> The request: Drop the pictures, then extract the listing word for word.

==== Exercise input ====

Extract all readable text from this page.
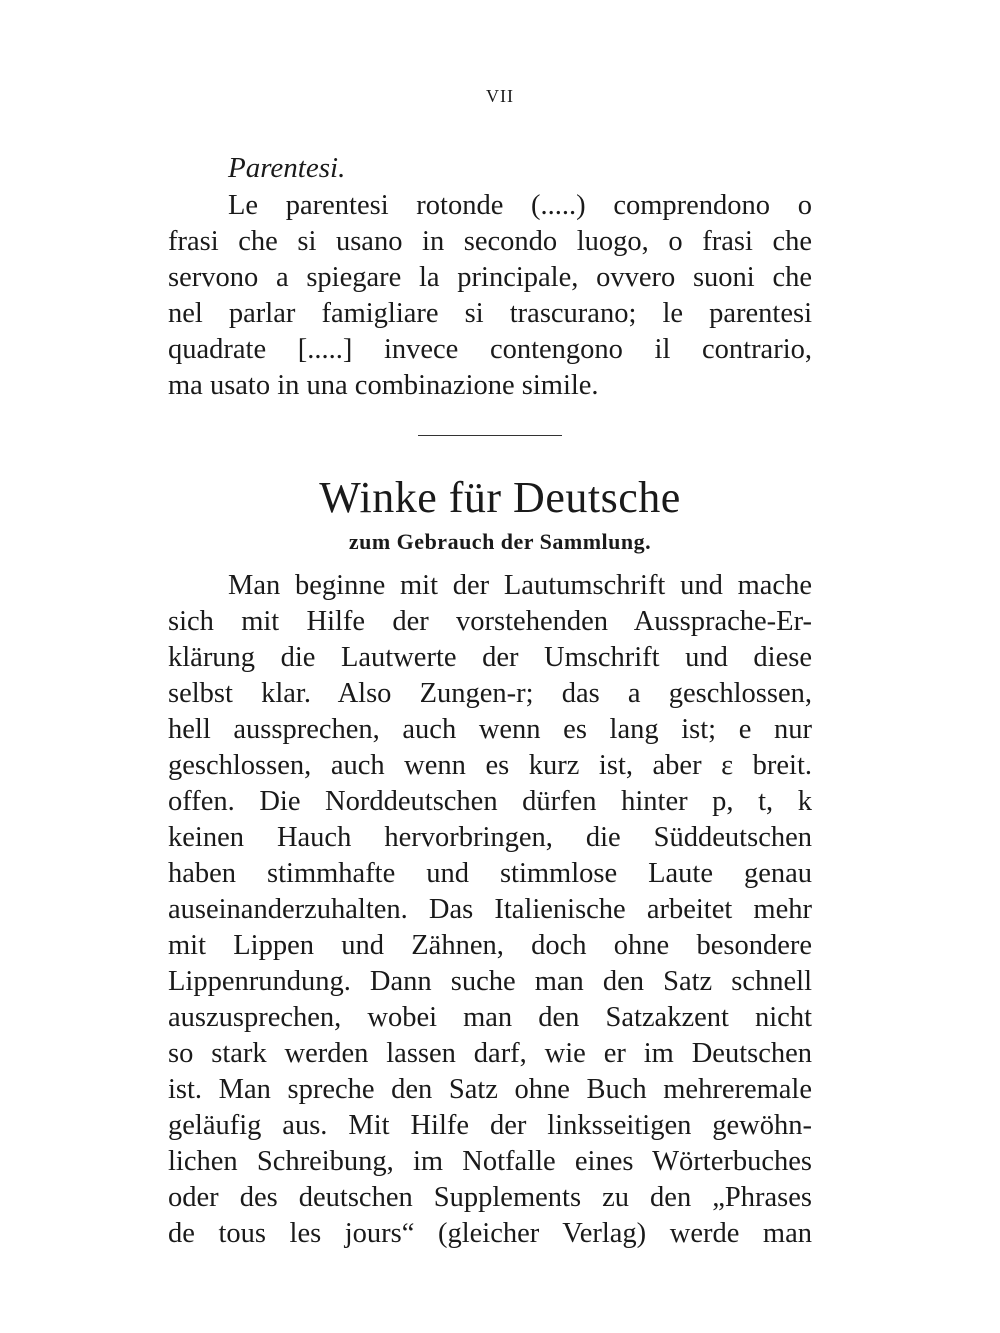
VII
Parentesi.
Le parentesi rotonde (.....) comprendono o
frasi che si usano in secondo luogo, o frasi che
servono a spiegare la principale, ovvero suoni che
nel parlar famigliare si trascurano; le parentesi
quadrate [.....] invece contengono il contrario,
ma usato in una combinazione simile.
Winke für Deutsche
zum Gebrauch der Sammlung.
Man beginne mit der Lautumschrift und mache
sich mit Hilfe der vorstehenden Aussprache-Er-
klärung die Lautwerte der Umschrift und diese
selbst klar. Also Zungen-r; das a geschlossen,
hell aussprechen, auch wenn es lang ist; e nur
geschlossen, auch wenn es kurz ist, aber ε breit.
offen. Die Norddeutschen dürfen hinter p, t, k
keinen Hauch hervorbringen, die Süddeutschen
haben stimmhafte und stimmlose Laute genau
auseinanderzuhalten. Das Italienische arbeitet mehr
mit Lippen und Zähnen, doch ohne besondere
Lippenrundung. Dann suche man den Satz schnell
auszusprechen, wobei man den Satzakzent nicht
so stark werden lassen darf, wie er im Deutschen
ist. Man spreche den Satz ohne Buch mehreremale
geläufig aus. Mit Hilfe der linksseitigen gewöhn-
lichen Schreibung, im Notfalle eines Wörterbuches
oder des deutschen Supplements zu den „Phrases
de tous les jours“ (gleicher Verlag) werde man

====

> Expected answer:
Extract all readable text from this page.
VII
Parentesi.
Le parentesi rotonde (.....) comprendono o
frasi che si usano in secondo luogo, o frasi che
servono a spiegare la principale, ovvero suoni che
nel parlar famigliare si trascurano; le parentesi
quadrate [.....] invece contengono il contrario,
ma usato in una combinazione simile.
Winke für Deutsche
zum Gebrauch der Sammlung.
Man beginne mit der Lautumschrift und mache
sich mit Hilfe der vorstehenden Aussprache-Er-
klärung die Lautwerte der Umschrift und diese
selbst klar. Also Zungen-r; das a geschlossen,
hell aussprechen, auch wenn es lang ist; e nur
geschlossen, auch wenn es kurz ist, aber ε breit.
offen. Die Norddeutschen dürfen hinter p, t, k
keinen Hauch hervorbringen, die Süddeutschen
haben stimmhafte und stimmlose Laute genau
auseinanderzuhalten. Das Italienische arbeitet mehr
mit Lippen und Zähnen, doch ohne besondere
Lippenrundung. Dann suche man den Satz schnell
auszusprechen, wobei man den Satzakzent nicht
so stark werden lassen darf, wie er im Deutschen
ist. Man spreche den Satz ohne Buch mehreremale
geläufig aus. Mit Hilfe der linksseitigen gewöhn-
lichen Schreibung, im Notfalle eines Wörterbuches
oder des deutschen Supplements zu den „Phrases
de tous les jours“ (gleicher Verlag) werde man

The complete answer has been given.